- **Supplied entries**:
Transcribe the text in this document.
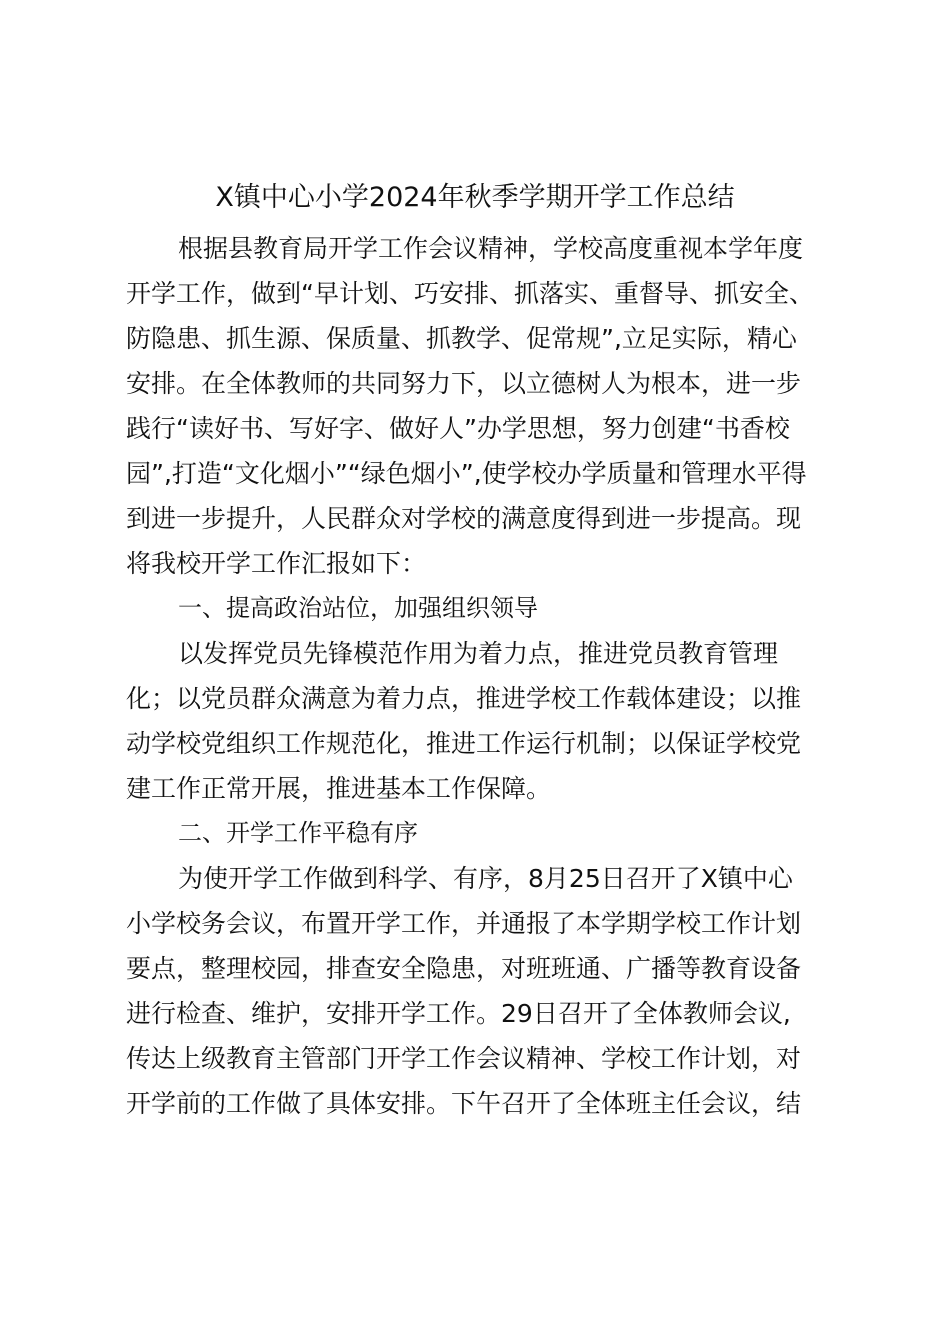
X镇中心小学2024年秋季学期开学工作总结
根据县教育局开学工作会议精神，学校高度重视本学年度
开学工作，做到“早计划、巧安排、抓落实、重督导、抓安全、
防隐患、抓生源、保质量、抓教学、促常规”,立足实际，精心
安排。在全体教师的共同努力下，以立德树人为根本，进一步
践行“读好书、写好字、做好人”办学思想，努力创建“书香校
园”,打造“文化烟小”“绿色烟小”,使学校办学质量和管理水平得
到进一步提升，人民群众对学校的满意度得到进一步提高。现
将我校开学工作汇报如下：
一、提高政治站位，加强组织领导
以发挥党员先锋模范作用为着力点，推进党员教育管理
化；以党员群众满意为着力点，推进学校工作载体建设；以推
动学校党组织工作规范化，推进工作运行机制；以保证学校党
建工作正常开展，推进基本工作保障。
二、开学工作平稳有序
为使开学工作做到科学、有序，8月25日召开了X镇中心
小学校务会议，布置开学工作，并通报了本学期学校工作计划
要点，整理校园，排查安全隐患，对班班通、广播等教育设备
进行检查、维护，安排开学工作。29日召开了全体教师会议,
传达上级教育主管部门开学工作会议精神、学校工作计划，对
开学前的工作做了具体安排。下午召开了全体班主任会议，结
--
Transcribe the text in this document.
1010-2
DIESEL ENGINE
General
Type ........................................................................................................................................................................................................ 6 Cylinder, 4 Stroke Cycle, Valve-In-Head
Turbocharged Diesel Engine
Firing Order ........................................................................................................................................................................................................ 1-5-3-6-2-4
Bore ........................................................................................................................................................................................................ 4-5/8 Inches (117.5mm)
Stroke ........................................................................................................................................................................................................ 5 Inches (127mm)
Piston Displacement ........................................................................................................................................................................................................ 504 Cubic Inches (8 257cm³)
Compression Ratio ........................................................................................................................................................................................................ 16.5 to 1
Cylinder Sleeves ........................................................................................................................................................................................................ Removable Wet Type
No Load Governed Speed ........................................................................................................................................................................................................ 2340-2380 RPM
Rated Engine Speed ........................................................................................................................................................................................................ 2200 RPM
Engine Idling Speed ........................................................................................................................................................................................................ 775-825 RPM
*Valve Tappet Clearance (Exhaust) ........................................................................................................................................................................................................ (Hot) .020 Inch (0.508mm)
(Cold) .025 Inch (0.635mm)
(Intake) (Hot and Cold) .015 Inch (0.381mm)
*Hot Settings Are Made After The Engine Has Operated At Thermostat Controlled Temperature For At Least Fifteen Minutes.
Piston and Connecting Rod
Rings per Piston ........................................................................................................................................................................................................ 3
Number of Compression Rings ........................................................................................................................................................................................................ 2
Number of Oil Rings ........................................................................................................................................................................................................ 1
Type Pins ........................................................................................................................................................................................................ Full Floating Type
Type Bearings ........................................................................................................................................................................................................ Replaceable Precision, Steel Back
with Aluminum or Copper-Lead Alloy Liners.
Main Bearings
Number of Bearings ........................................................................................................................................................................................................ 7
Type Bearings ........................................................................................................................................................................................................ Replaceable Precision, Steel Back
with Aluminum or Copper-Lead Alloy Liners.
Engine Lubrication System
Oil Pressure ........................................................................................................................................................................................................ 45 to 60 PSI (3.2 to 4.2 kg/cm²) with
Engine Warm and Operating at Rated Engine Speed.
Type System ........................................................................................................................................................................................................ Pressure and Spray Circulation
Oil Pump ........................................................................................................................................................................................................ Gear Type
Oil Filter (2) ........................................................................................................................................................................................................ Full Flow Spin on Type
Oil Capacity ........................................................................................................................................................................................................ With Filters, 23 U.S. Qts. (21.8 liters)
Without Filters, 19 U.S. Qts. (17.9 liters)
---
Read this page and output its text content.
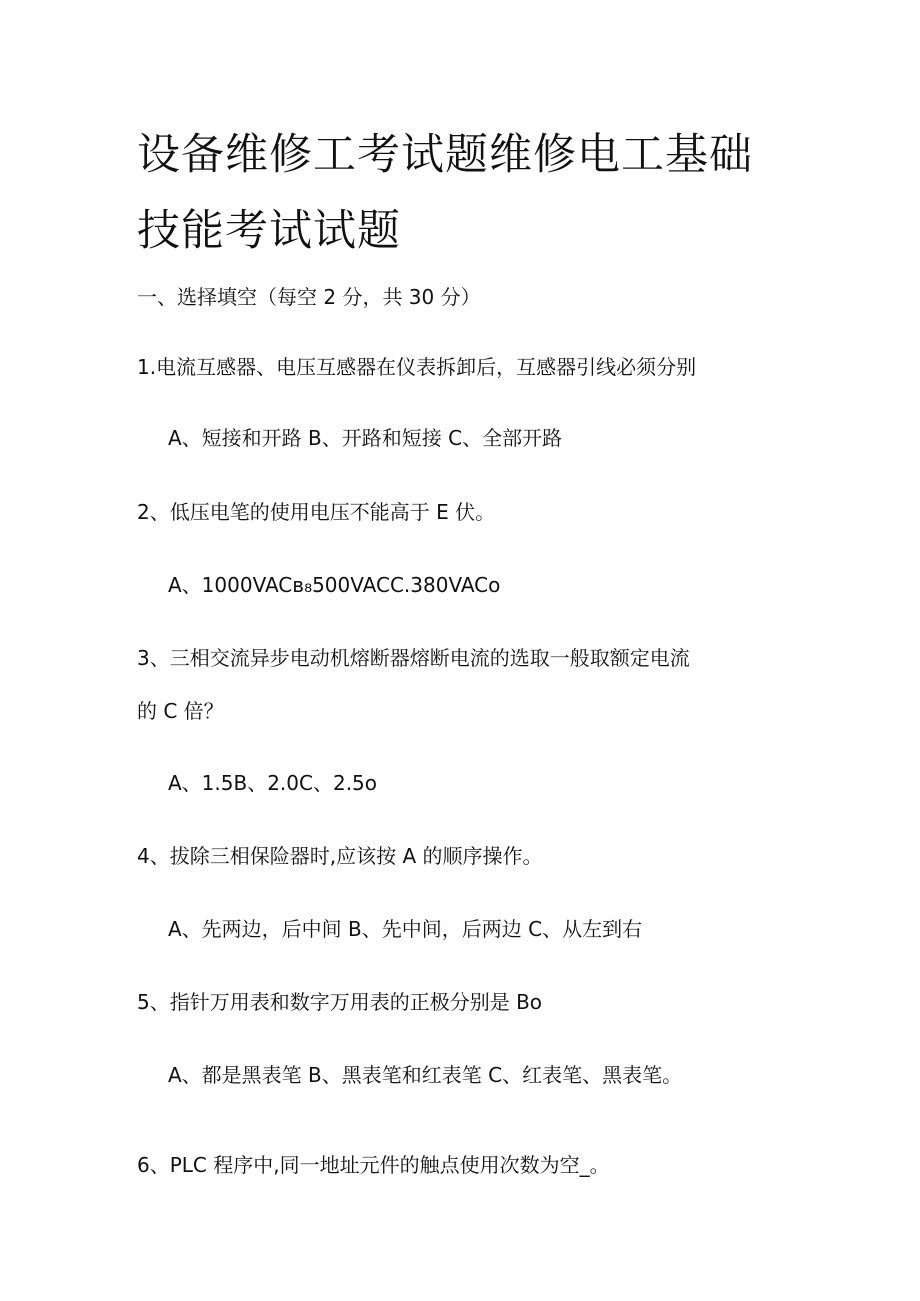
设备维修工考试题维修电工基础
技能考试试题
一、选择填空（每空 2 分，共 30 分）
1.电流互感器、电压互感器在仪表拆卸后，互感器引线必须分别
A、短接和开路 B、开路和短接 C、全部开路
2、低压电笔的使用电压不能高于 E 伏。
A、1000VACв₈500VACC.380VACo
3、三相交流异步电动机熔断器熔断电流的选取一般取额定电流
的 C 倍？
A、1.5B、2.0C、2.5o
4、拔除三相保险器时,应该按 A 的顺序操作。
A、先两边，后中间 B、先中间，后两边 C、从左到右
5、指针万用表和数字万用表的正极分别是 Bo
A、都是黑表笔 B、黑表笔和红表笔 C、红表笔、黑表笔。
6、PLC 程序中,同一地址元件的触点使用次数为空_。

- **Description of the task**: Find the lines above that contain the word "Cold" and collect them.

- **Answer to this task**:
(Cold) .025 Inch (0.635mm)
(Intake) (Hot and Cold) .015 Inch (0.381mm)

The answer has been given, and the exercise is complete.